[Direction]:
Copy out the data exactly, leaving the pictures behind.

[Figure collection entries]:
·····

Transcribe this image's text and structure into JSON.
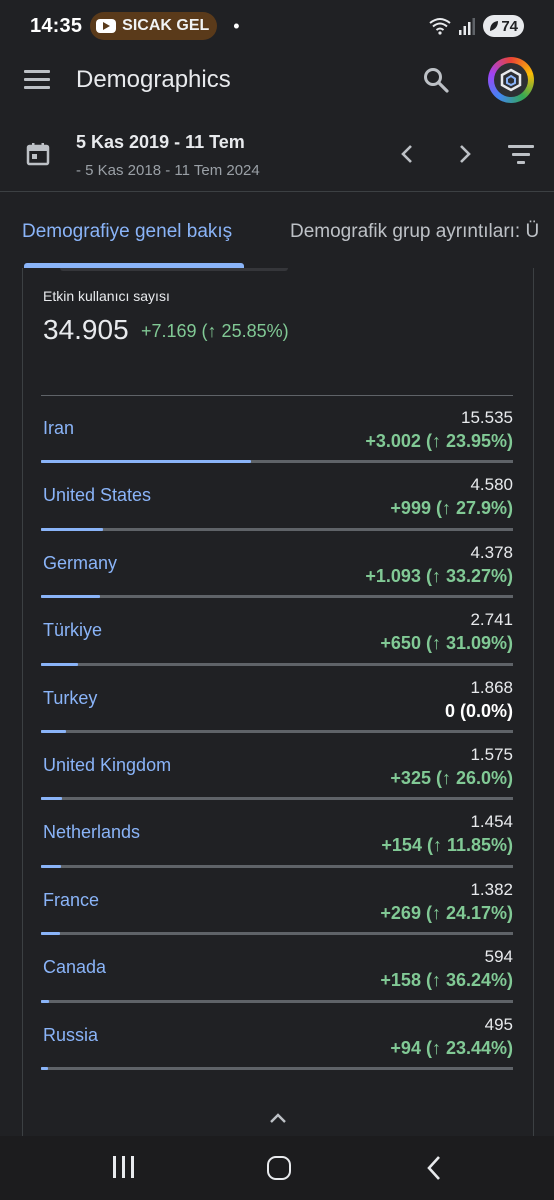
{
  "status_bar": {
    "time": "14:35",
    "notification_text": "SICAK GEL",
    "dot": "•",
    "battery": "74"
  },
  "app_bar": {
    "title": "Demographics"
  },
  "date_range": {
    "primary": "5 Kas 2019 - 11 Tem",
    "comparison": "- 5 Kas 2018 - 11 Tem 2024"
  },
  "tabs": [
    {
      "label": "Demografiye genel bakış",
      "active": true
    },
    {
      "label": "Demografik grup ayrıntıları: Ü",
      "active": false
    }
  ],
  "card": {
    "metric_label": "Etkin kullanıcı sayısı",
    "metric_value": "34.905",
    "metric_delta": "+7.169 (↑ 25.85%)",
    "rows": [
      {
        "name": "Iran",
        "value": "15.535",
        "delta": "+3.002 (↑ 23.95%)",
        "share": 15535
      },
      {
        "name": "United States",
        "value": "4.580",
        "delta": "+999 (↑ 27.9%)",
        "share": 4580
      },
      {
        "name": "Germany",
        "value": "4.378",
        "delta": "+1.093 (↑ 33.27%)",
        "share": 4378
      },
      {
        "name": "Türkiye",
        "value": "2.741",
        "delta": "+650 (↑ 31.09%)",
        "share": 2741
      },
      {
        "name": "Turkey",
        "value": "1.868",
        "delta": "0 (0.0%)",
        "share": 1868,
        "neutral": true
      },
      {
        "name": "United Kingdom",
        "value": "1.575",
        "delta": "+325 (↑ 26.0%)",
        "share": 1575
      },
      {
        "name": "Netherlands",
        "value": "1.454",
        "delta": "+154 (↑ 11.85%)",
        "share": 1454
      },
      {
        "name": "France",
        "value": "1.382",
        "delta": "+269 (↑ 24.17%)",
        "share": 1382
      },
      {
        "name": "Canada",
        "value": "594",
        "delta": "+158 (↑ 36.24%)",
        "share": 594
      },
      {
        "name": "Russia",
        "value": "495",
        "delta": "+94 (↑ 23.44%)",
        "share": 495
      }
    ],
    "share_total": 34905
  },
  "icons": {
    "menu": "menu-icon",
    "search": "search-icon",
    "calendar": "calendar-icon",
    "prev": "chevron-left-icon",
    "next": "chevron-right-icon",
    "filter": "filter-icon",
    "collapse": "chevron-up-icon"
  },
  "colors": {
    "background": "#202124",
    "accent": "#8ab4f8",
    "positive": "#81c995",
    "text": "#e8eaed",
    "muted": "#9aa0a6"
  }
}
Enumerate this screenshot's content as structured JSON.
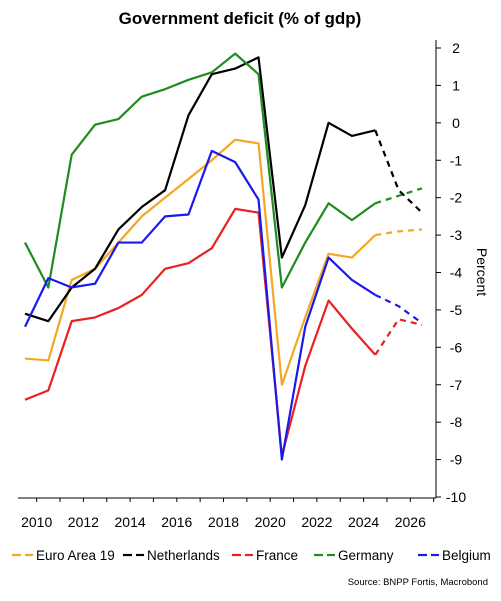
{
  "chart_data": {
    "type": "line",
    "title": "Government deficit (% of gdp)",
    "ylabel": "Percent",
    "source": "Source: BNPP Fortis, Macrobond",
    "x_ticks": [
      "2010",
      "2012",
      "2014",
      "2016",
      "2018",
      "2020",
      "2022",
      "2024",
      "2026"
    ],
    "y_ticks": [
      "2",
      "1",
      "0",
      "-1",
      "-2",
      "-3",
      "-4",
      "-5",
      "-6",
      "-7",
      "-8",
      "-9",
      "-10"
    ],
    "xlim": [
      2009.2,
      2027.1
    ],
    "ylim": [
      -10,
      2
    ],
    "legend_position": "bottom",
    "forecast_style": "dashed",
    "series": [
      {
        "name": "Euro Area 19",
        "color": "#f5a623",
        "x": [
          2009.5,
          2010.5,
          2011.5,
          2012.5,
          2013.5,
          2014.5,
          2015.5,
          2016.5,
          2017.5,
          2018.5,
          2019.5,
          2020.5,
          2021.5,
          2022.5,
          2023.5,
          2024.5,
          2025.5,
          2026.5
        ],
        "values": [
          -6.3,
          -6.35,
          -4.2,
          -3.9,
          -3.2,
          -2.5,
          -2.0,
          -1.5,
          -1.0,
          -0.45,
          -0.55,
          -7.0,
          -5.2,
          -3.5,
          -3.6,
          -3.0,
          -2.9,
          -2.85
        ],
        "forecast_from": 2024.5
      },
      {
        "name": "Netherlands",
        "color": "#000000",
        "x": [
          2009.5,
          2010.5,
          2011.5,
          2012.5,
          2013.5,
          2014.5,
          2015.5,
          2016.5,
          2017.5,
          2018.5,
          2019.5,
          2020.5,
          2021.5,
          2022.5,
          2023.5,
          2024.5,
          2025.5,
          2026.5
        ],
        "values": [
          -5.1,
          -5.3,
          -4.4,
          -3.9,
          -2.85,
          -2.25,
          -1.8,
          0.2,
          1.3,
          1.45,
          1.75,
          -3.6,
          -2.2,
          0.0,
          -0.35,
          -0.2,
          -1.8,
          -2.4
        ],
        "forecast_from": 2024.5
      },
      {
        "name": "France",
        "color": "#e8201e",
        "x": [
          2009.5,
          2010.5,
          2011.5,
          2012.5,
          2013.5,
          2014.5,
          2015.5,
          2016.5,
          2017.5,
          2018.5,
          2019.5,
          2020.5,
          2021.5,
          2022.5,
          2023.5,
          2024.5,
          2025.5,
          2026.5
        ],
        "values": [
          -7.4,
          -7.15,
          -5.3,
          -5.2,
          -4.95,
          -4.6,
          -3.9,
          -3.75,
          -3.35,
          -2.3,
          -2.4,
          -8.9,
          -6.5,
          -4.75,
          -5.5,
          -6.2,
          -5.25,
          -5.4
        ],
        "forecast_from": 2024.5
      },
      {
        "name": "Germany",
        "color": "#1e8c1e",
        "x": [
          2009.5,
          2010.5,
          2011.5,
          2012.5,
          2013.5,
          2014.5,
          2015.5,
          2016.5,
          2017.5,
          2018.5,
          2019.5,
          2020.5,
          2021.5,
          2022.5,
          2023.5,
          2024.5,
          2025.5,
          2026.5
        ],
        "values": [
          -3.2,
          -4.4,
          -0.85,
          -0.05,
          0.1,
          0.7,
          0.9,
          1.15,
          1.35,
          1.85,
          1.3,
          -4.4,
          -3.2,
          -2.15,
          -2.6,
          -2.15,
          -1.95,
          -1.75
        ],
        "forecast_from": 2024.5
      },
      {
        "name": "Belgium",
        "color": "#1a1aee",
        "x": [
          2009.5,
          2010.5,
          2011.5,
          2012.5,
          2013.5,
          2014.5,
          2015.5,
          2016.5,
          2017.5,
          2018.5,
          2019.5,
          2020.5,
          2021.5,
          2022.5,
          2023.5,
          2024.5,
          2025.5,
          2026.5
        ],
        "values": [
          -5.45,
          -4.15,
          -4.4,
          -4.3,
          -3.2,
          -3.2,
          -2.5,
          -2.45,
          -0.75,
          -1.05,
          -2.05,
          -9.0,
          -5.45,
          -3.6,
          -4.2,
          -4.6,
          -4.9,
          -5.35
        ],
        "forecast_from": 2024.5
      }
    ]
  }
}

·····

[Final result]:
Transcribe this image's text and structure into JSON.
{
  "status_bar": {
    "time": "14:35",
    "notification_text": "SICAK GEL",
    "dot": "•",
    "battery": "74"
  },
  "app_bar": {
    "title": "Demographics"
  },
  "date_range": {
    "primary": "5 Kas 2019 - 11 Tem",
    "comparison": "- 5 Kas 2018 - 11 Tem 2024"
  },
  "tabs": [
    {
      "label": "Demografiye genel bakış",
      "active": true
    },
    {
      "label": "Demografik grup ayrıntıları: Ü",
      "active": false
    }
  ],
  "card": {
    "metric_label": "Etkin kullanıcı sayısı",
    "metric_value": "34.905",
    "metric_delta": "+7.169 (↑ 25.85%)",
    "rows": [
      {
        "name": "Iran",
        "value": "15.535",
        "delta": "+3.002 (↑ 23.95%)",
        "share": 15535
      },
      {
        "name": "United States",
        "value": "4.580",
        "delta": "+999 (↑ 27.9%)",
        "share": 4580
      },
      {
        "name": "Germany",
        "value": "4.378",
        "delta": "+1.093 (↑ 33.27%)",
        "share": 4378
      },
      {
        "name": "Türkiye",
        "value": "2.741",
        "delta": "+650 (↑ 31.09%)",
        "share": 2741
      },
      {
        "name": "Turkey",
        "value": "1.868",
        "delta": "0 (0.0%)",
        "share": 1868,
        "neutral": true
      },
      {
        "name": "United Kingdom",
        "value": "1.575",
        "delta": "+325 (↑ 26.0%)",
        "share": 1575
      },
      {
        "name": "Netherlands",
        "value": "1.454",
        "delta": "+154 (↑ 11.85%)",
        "share": 1454
      },
      {
        "name": "France",
        "value": "1.382",
        "delta": "+269 (↑ 24.17%)",
        "share": 1382
      },
      {
        "name": "Canada",
        "value": "594",
        "delta": "+158 (↑ 36.24%)",
        "share": 594
      },
      {
        "name": "Russia",
        "value": "495",
        "delta": "+94 (↑ 23.44%)",
        "share": 495
      }
    ],
    "share_total": 34905
  },
  "icons": {
    "menu": "menu-icon",
    "search": "search-icon",
    "calendar": "calendar-icon",
    "prev": "chevron-left-icon",
    "next": "chevron-right-icon",
    "filter": "filter-icon",
    "collapse": "chevron-up-icon"
  },
  "colors": {
    "background": "#202124",
    "accent": "#8ab4f8",
    "positive": "#81c995",
    "text": "#e8eaed",
    "muted": "#9aa0a6"
  }
}
Enumerate this screenshot's content as structured JSON.
{
  "chart_data": {
    "type": "line",
    "title": "Government deficit (% of gdp)",
    "ylabel": "Percent",
    "source": "Source: BNPP Fortis, Macrobond",
    "x_ticks": [
      "2010",
      "2012",
      "2014",
      "2016",
      "2018",
      "2020",
      "2022",
      "2024",
      "2026"
    ],
    "y_ticks": [
      "2",
      "1",
      "0",
      "-1",
      "-2",
      "-3",
      "-4",
      "-5",
      "-6",
      "-7",
      "-8",
      "-9",
      "-10"
    ],
    "xlim": [
      2009.2,
      2027.1
    ],
    "ylim": [
      -10,
      2
    ],
    "legend_position": "bottom",
    "forecast_style": "dashed",
    "series": [
      {
        "name": "Euro Area 19",
        "color": "#f5a623",
        "x": [
          2009.5,
          2010.5,
          2011.5,
          2012.5,
          2013.5,
          2014.5,
          2015.5,
          2016.5,
          2017.5,
          2018.5,
          2019.5,
          2020.5,
          2021.5,
          2022.5,
          2023.5,
          2024.5,
          2025.5,
          2026.5
        ],
        "values": [
          -6.3,
          -6.35,
          -4.2,
          -3.9,
          -3.2,
          -2.5,
          -2.0,
          -1.5,
          -1.0,
          -0.45,
          -0.55,
          -7.0,
          -5.2,
          -3.5,
          -3.6,
          -3.0,
          -2.9,
          -2.85
        ],
        "forecast_from": 2024.5
      },
      {
        "name": "Netherlands",
        "color": "#000000",
        "x": [
          2009.5,
          2010.5,
          2011.5,
          2012.5,
          2013.5,
          2014.5,
          2015.5,
          2016.5,
          2017.5,
          2018.5,
          2019.5,
          2020.5,
          2021.5,
          2022.5,
          2023.5,
          2024.5,
          2025.5,
          2026.5
        ],
        "values": [
          -5.1,
          -5.3,
          -4.4,
          -3.9,
          -2.85,
          -2.25,
          -1.8,
          0.2,
          1.3,
          1.45,
          1.75,
          -3.6,
          -2.2,
          0.0,
          -0.35,
          -0.2,
          -1.8,
          -2.4
        ],
        "forecast_from": 2024.5
      },
      {
        "name": "France",
        "color": "#e8201e",
        "x": [
          2009.5,
          2010.5,
          2011.5,
          2012.5,
          2013.5,
          2014.5,
          2015.5,
          2016.5,
          2017.5,
          2018.5,
          2019.5,
          2020.5,
          2021.5,
          2022.5,
          2023.5,
          2024.5,
          2025.5,
          2026.5
        ],
        "values": [
          -7.4,
          -7.15,
          -5.3,
          -5.2,
          -4.95,
          -4.6,
          -3.9,
          -3.75,
          -3.35,
          -2.3,
          -2.4,
          -8.9,
          -6.5,
          -4.75,
          -5.5,
          -6.2,
          -5.25,
          -5.4
        ],
        "forecast_from": 2024.5
      },
      {
        "name": "Germany",
        "color": "#1e8c1e",
        "x": [
          2009.5,
          2010.5,
          2011.5,
          2012.5,
          2013.5,
          2014.5,
          2015.5,
          2016.5,
          2017.5,
          2018.5,
          2019.5,
          2020.5,
          2021.5,
          2022.5,
          2023.5,
          2024.5,
          2025.5,
          2026.5
        ],
        "values": [
          -3.2,
          -4.4,
          -0.85,
          -0.05,
          0.1,
          0.7,
          0.9,
          1.15,
          1.35,
          1.85,
          1.3,
          -4.4,
          -3.2,
          -2.15,
          -2.6,
          -2.15,
          -1.95,
          -1.75
        ],
        "forecast_from": 2024.5
      },
      {
        "name": "Belgium",
        "color": "#1a1aee",
        "x": [
          2009.5,
          2010.5,
          2011.5,
          2012.5,
          2013.5,
          2014.5,
          2015.5,
          2016.5,
          2017.5,
          2018.5,
          2019.5,
          2020.5,
          2021.5,
          2022.5,
          2023.5,
          2024.5,
          2025.5,
          2026.5
        ],
        "values": [
          -5.45,
          -4.15,
          -4.4,
          -4.3,
          -3.2,
          -3.2,
          -2.5,
          -2.45,
          -0.75,
          -1.05,
          -2.05,
          -9.0,
          -5.45,
          -3.6,
          -4.2,
          -4.6,
          -4.9,
          -5.35
        ],
        "forecast_from": 2024.5
      }
    ]
  }
}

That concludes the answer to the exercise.